** Requirement **
For this exercise, repeat all of the material verbatim apart from its images.

(Recorded data)
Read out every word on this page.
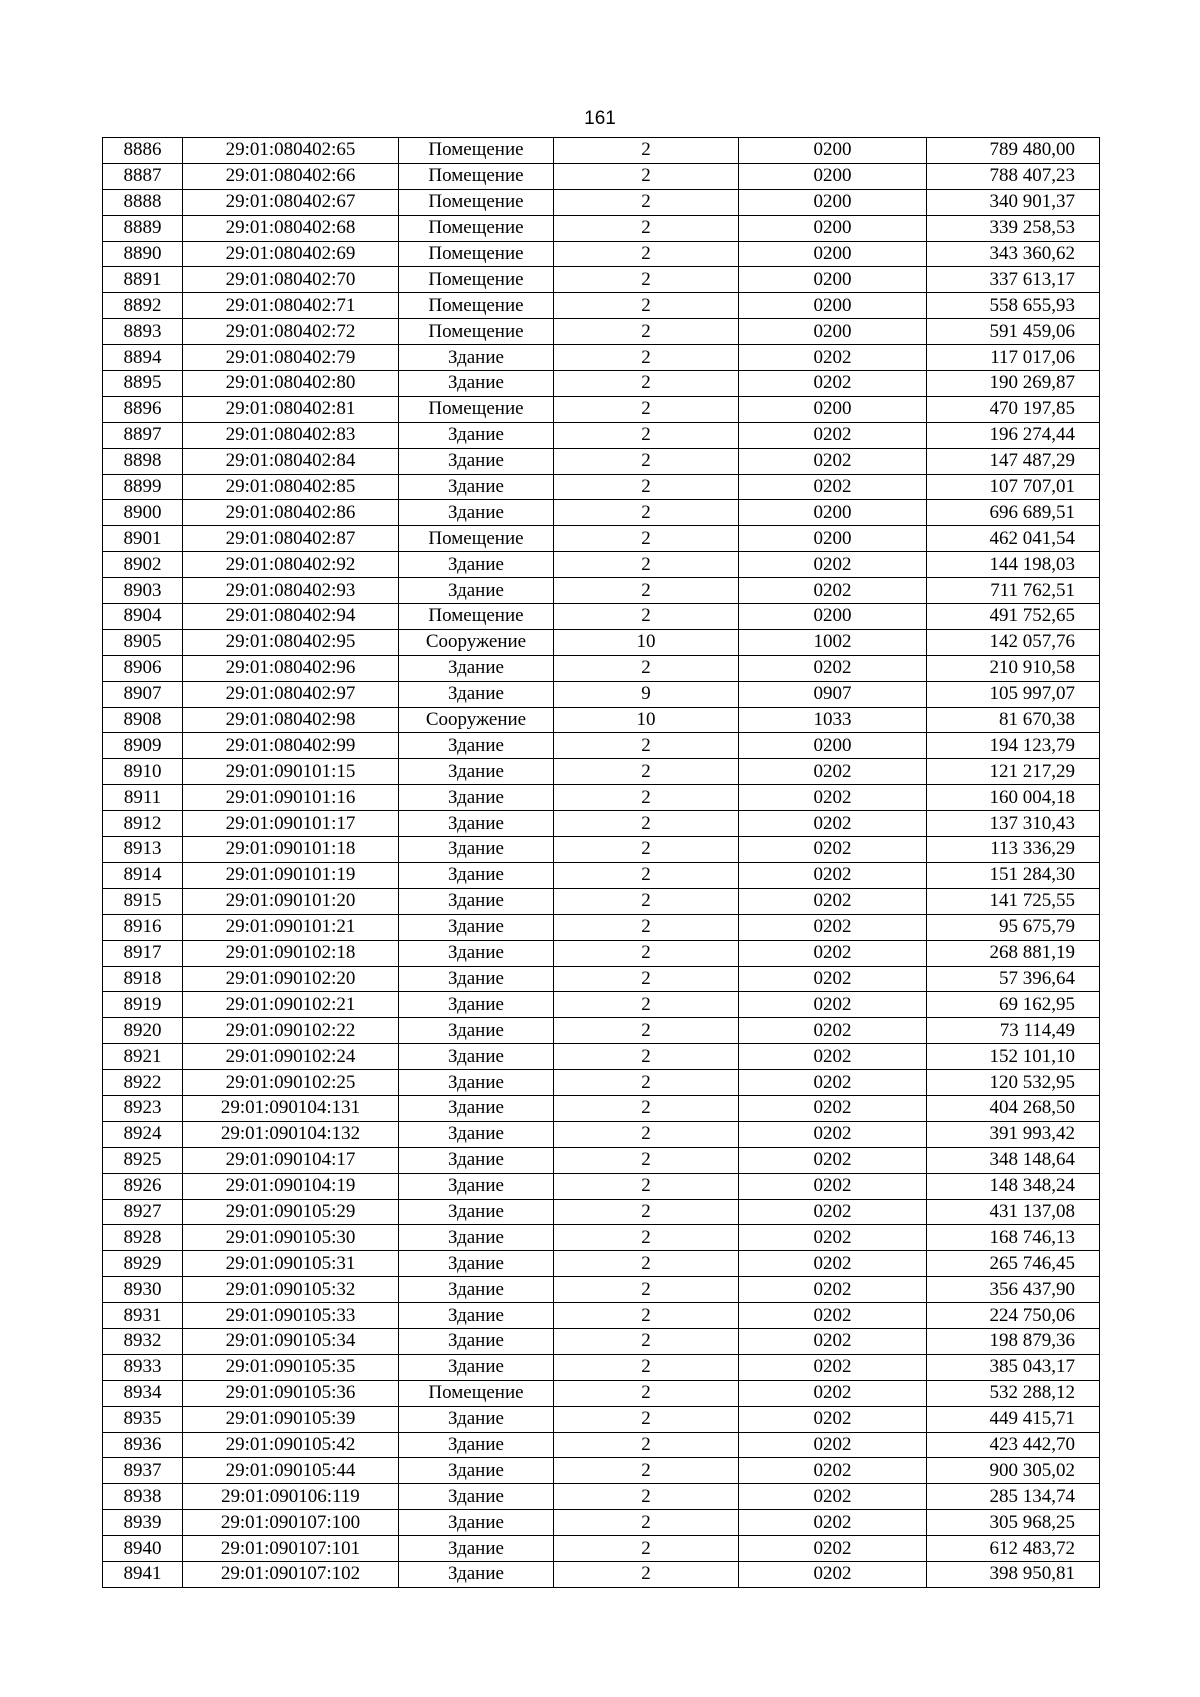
161
8886	29:01:080402:65	Помещение	2	0200	789 480,00
8887	29:01:080402:66	Помещение	2	0200	788 407,23
8888	29:01:080402:67	Помещение	2	0200	340 901,37
8889	29:01:080402:68	Помещение	2	0200	339 258,53
8890	29:01:080402:69	Помещение	2	0200	343 360,62
8891	29:01:080402:70	Помещение	2	0200	337 613,17
8892	29:01:080402:71	Помещение	2	0200	558 655,93
8893	29:01:080402:72	Помещение	2	0200	591 459,06
8894	29:01:080402:79	Здание	2	0202	117 017,06
8895	29:01:080402:80	Здание	2	0202	190 269,87
8896	29:01:080402:81	Помещение	2	0200	470 197,85
8897	29:01:080402:83	Здание	2	0202	196 274,44
8898	29:01:080402:84	Здание	2	0202	147 487,29
8899	29:01:080402:85	Здание	2	0202	107 707,01
8900	29:01:080402:86	Здание	2	0200	696 689,51
8901	29:01:080402:87	Помещение	2	0200	462 041,54
8902	29:01:080402:92	Здание	2	0202	144 198,03
8903	29:01:080402:93	Здание	2	0202	711 762,51
8904	29:01:080402:94	Помещение	2	0200	491 752,65
8905	29:01:080402:95	Сооружение	10	1002	142 057,76
8906	29:01:080402:96	Здание	2	0202	210 910,58
8907	29:01:080402:97	Здание	9	0907	105 997,07
8908	29:01:080402:98	Сооружение	10	1033	81 670,38
8909	29:01:080402:99	Здание	2	0200	194 123,79
8910	29:01:090101:15	Здание	2	0202	121 217,29
8911	29:01:090101:16	Здание	2	0202	160 004,18
8912	29:01:090101:17	Здание	2	0202	137 310,43
8913	29:01:090101:18	Здание	2	0202	113 336,29
8914	29:01:090101:19	Здание	2	0202	151 284,30
8915	29:01:090101:20	Здание	2	0202	141 725,55
8916	29:01:090101:21	Здание	2	0202	95 675,79
8917	29:01:090102:18	Здание	2	0202	268 881,19
8918	29:01:090102:20	Здание	2	0202	57 396,64
8919	29:01:090102:21	Здание	2	0202	69 162,95
8920	29:01:090102:22	Здание	2	0202	73 114,49
8921	29:01:090102:24	Здание	2	0202	152 101,10
8922	29:01:090102:25	Здание	2	0202	120 532,95
8923	29:01:090104:131	Здание	2	0202	404 268,50
8924	29:01:090104:132	Здание	2	0202	391 993,42
8925	29:01:090104:17	Здание	2	0202	348 148,64
8926	29:01:090104:19	Здание	2	0202	148 348,24
8927	29:01:090105:29	Здание	2	0202	431 137,08
8928	29:01:090105:30	Здание	2	0202	168 746,13
8929	29:01:090105:31	Здание	2	0202	265 746,45
8930	29:01:090105:32	Здание	2	0202	356 437,90
8931	29:01:090105:33	Здание	2	0202	224 750,06
8932	29:01:090105:34	Здание	2	0202	198 879,36
8933	29:01:090105:35	Здание	2	0202	385 043,17
8934	29:01:090105:36	Помещение	2	0202	532 288,12
8935	29:01:090105:39	Здание	2	0202	449 415,71
8936	29:01:090105:42	Здание	2	0202	423 442,70
8937	29:01:090105:44	Здание	2	0202	900 305,02
8938	29:01:090106:119	Здание	2	0202	285 134,74
8939	29:01:090107:100	Здание	2	0202	305 968,25
8940	29:01:090107:101	Здание	2	0202	612 483,72
8941	29:01:090107:102	Здание	2	0202	398 950,81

** Result of the exercise **
Read out every word on this page.
161
8886	29:01:080402:65	Помещение	2	0200	789 480,00
8887	29:01:080402:66	Помещение	2	0200	788 407,23
8888	29:01:080402:67	Помещение	2	0200	340 901,37
8889	29:01:080402:68	Помещение	2	0200	339 258,53
8890	29:01:080402:69	Помещение	2	0200	343 360,62
8891	29:01:080402:70	Помещение	2	0200	337 613,17
8892	29:01:080402:71	Помещение	2	0200	558 655,93
8893	29:01:080402:72	Помещение	2	0200	591 459,06
8894	29:01:080402:79	Здание	2	0202	117 017,06
8895	29:01:080402:80	Здание	2	0202	190 269,87
8896	29:01:080402:81	Помещение	2	0200	470 197,85
8897	29:01:080402:83	Здание	2	0202	196 274,44
8898	29:01:080402:84	Здание	2	0202	147 487,29
8899	29:01:080402:85	Здание	2	0202	107 707,01
8900	29:01:080402:86	Здание	2	0200	696 689,51
8901	29:01:080402:87	Помещение	2	0200	462 041,54
8902	29:01:080402:92	Здание	2	0202	144 198,03
8903	29:01:080402:93	Здание	2	0202	711 762,51
8904	29:01:080402:94	Помещение	2	0200	491 752,65
8905	29:01:080402:95	Сооружение	10	1002	142 057,76
8906	29:01:080402:96	Здание	2	0202	210 910,58
8907	29:01:080402:97	Здание	9	0907	105 997,07
8908	29:01:080402:98	Сооружение	10	1033	81 670,38
8909	29:01:080402:99	Здание	2	0200	194 123,79
8910	29:01:090101:15	Здание	2	0202	121 217,29
8911	29:01:090101:16	Здание	2	0202	160 004,18
8912	29:01:090101:17	Здание	2	0202	137 310,43
8913	29:01:090101:18	Здание	2	0202	113 336,29
8914	29:01:090101:19	Здание	2	0202	151 284,30
8915	29:01:090101:20	Здание	2	0202	141 725,55
8916	29:01:090101:21	Здание	2	0202	95 675,79
8917	29:01:090102:18	Здание	2	0202	268 881,19
8918	29:01:090102:20	Здание	2	0202	57 396,64
8919	29:01:090102:21	Здание	2	0202	69 162,95
8920	29:01:090102:22	Здание	2	0202	73 114,49
8921	29:01:090102:24	Здание	2	0202	152 101,10
8922	29:01:090102:25	Здание	2	0202	120 532,95
8923	29:01:090104:131	Здание	2	0202	404 268,50
8924	29:01:090104:132	Здание	2	0202	391 993,42
8925	29:01:090104:17	Здание	2	0202	348 148,64
8926	29:01:090104:19	Здание	2	0202	148 348,24
8927	29:01:090105:29	Здание	2	0202	431 137,08
8928	29:01:090105:30	Здание	2	0202	168 746,13
8929	29:01:090105:31	Здание	2	0202	265 746,45
8930	29:01:090105:32	Здание	2	0202	356 437,90
8931	29:01:090105:33	Здание	2	0202	224 750,06
8932	29:01:090105:34	Здание	2	0202	198 879,36
8933	29:01:090105:35	Здание	2	0202	385 043,17
8934	29:01:090105:36	Помещение	2	0202	532 288,12
8935	29:01:090105:39	Здание	2	0202	449 415,71
8936	29:01:090105:42	Здание	2	0202	423 442,70
8937	29:01:090105:44	Здание	2	0202	900 305,02
8938	29:01:090106:119	Здание	2	0202	285 134,74
8939	29:01:090107:100	Здание	2	0202	305 968,25
8940	29:01:090107:101	Здание	2	0202	612 483,72
8941	29:01:090107:102	Здание	2	0202	398 950,81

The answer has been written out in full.